[Task details]:
Copy out each line of the material below that holds the string "दरगड".
==*==
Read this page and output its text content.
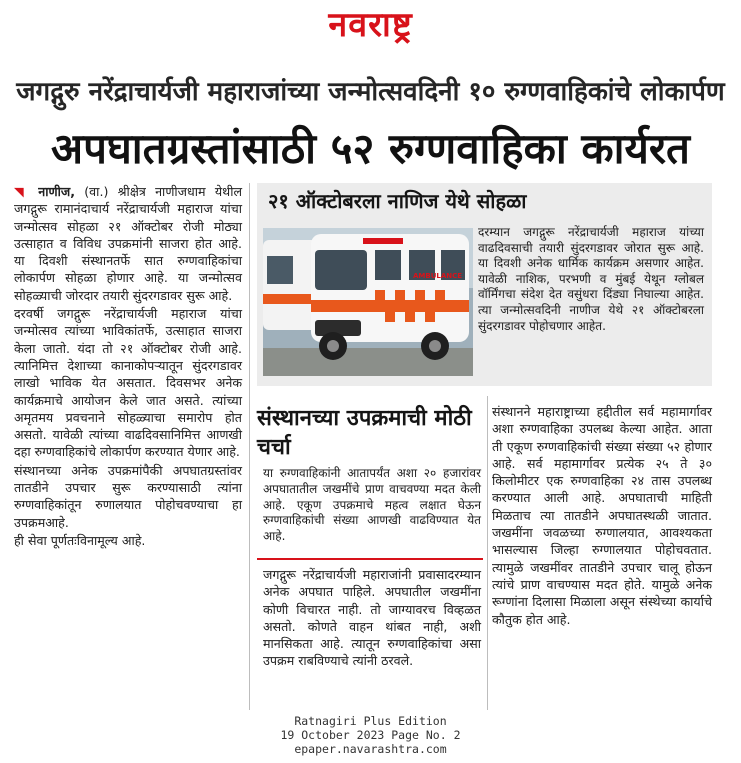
नवराष्ट्र
जगद्गुरु नरेंद्राचार्यजी महाराजांच्या जन्मोत्सवदिनी १० रुग्णवाहिकांचे लोकार्पण
अपघातग्रस्तांसाठी ५२ रुग्णवाहिका कार्यरत

◥ नाणीज, (वा.) श्रीक्षेत्र नाणीजधाम येथील जगद्गुरू रामानंदाचार्य नरेंद्राचार्यजी महाराज यांचा जन्मोत्सव सोहळा २१ ऑक्टोबर रोजी मोठ्या उत्साहात व विविध उपक्रमांनी साजरा होत आहे. या दिवशी संस्थानतर्फे सात रुग्णवाहिकांचा लोकार्पण सोहळा होणार आहे. या जन्मोत्सव सोहळ्याची जोरदार तयारी सुंदरगडावर सुरू आहे.

दरवर्षी जगद्गुरू नरेंद्राचार्यजी महाराज यांचा जन्मोत्सव त्यांच्या भाविकांतर्फे, उत्साहात साजरा केला जातो. यंदा तो २१ ऑक्टोबर रोजी आहे. त्यानिमित्त देशाच्या कानाकोपऱ्यातून सुंदरगडावर लाखो भाविक येत असतात. दिवसभर अनेक कार्यक्रमाचे आयोजन केले जात असते. त्यांच्या अमृतमय प्रवचनाने सोहळ्याचा समारोप होत असतो. यावेळी त्यांच्या वाढदिवसानिमित्त आणखी दहा रुग्णवाहिकांचे लोकार्पण करण्यात येणार आहे.

संस्थानच्या अनेक उपक्रमांपैकी अपघातग्रस्तांवर तातडीने उपचार सुरू करण्यासाठी त्यांना रुग्णवाहिकांतून रुणालयात पोहोचवण्याचा हा उपक्रमआहे.

ही सेवा पूर्णतःविनामूल्य आहे.

२१ ऑक्टोबरला नाणिज येथे सोहळा
AMBULANCE
दरम्यान जगद्गुरू नरेंद्राचार्यजी महाराज यांच्या वाढदिवसाची तयारी सुंदरगडावर जोरात सुरू आहे. या दिवशी अनेक धार्मिक कार्यक्रम असणार आहेत. यावेळी नाशिक, परभणी व मुंबई येथून ग्लोबल वॉर्मिंगचा संदेश देत वसुंधरा दिंड्या निघाल्या आहेत. त्या जन्मोत्सवदिनी नाणीज येथे २१ ऑक्टोबरला सुंदरगडावर पोहोचणार आहेत.
संस्थानच्या उपक्रमाची मोठी चर्चा
या रुग्णवाहिकांनी आतापर्यंत अशा २० हजारांवर अपघातातील जखमींचे प्राण वाचवण्या मदत केली आहे. एकूण उपक्रमाचे महत्व लक्षात घेऊन रुग्णवाहिकांची संख्या आणखी वाढविण्यात येत आहे.
जगद्गुरू नरेंद्राचार्यजी महाराजांनी प्रवासादरम्यान अनेक अपघात पाहिले. अपघातील जखमींना कोणी विचारत नाही. तो जाग्यावरच विव्हळत असतो. कोणते वाहन थांबत नाही, अशी मानसिकता आहे. त्यातून रुग्णवाहिकांचा असा उपक्रम राबविण्याचे त्यांनी ठरवले.
संस्थानने महाराष्ट्राच्या हद्दीतील सर्व महामार्गावर अशा रुग्णवाहिका उपलब्ध केल्या आहेत. आता ती एकूण रुग्णवाहिकांची संख्या संख्या ५२ होणार आहे. सर्व महामार्गावर प्रत्येक २५ ते ३० किलोमीटर एक रुग्णवाहिका २४ तास उपलब्ध करण्यात आली आहे. अपघाताची माहिती मिळताच त्या तातडीने अपघातस्थळी जातात. जखमींना जवळच्या रुग्णालयात, आवश्यकता भासल्यास जिल्हा रुग्णालयात पोहोचवतात. त्यामुळे जखमींवर तातडीने उपचार चालू होऊन त्यांचे प्राण वाचण्यास मदत होते. यामुळे अनेक रूग्णांना दिलासा मिळाला असून संस्थेच्या कार्याचे कौतुक होत आहे.
Ratnagiri Plus Edition
19 October 2023 Page No. 2
epaper.navarashtra.com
==*==
[Correct answer]:
◥ नाणीज, (वा.) श्रीक्षेत्र नाणीजधाम येथील जगद्गुरू रामानंदाचार्य नरेंद्राचार्यजी महाराज यांचा जन्मोत्सव सोहळा २१ ऑक्टोबर रोजी मोठ्या उत्साहात व विविध उपक्रमांनी साजरा होत आहे. या दिवशी संस्थानतर्फे सात रुग्णवाहिकांचा लोकार्पण सोहळा होणार आहे. या जन्मोत्सव सोहळ्याची जोरदार तयारी सुंदरगडावर सुरू आहे.
दरवर्षी जगद्गुरू नरेंद्राचार्यजी महाराज यांचा जन्मोत्सव त्यांच्या भाविकांतर्फे, उत्साहात साजरा केला जातो. यंदा तो २१ ऑक्टोबर रोजी आहे. त्यानिमित्त देशाच्या कानाकोपऱ्यातून सुंदरगडावर लाखो भाविक येत असतात. दिवसभर अनेक कार्यक्रमाचे आयोजन केले जात असते. त्यांच्या अमृतमय प्रवचनाने सोहळ्याचा समारोप होत असतो. यावेळी त्यांच्या वाढदिवसानिमित्त आणखी दहा रुग्णवाहिकांचे लोकार्पण करण्यात येणार आहे.
दरम्यान जगद्गुरू नरेंद्राचार्यजी महाराज यांच्या वाढदिवसाची तयारी सुंदरगडावर जोरात सुरू आहे. या दिवशी अनेक धार्मिक कार्यक्रम असणार आहेत. यावेळी नाशिक, परभणी व मुंबई येथून ग्लोबल वॉर्मिंगचा संदेश देत वसुंधरा दिंड्या निघाल्या आहेत. त्या जन्मोत्सवदिनी नाणीज येथे २१ ऑक्टोबरला सुंदरगडावर पोहोचणार आहेत.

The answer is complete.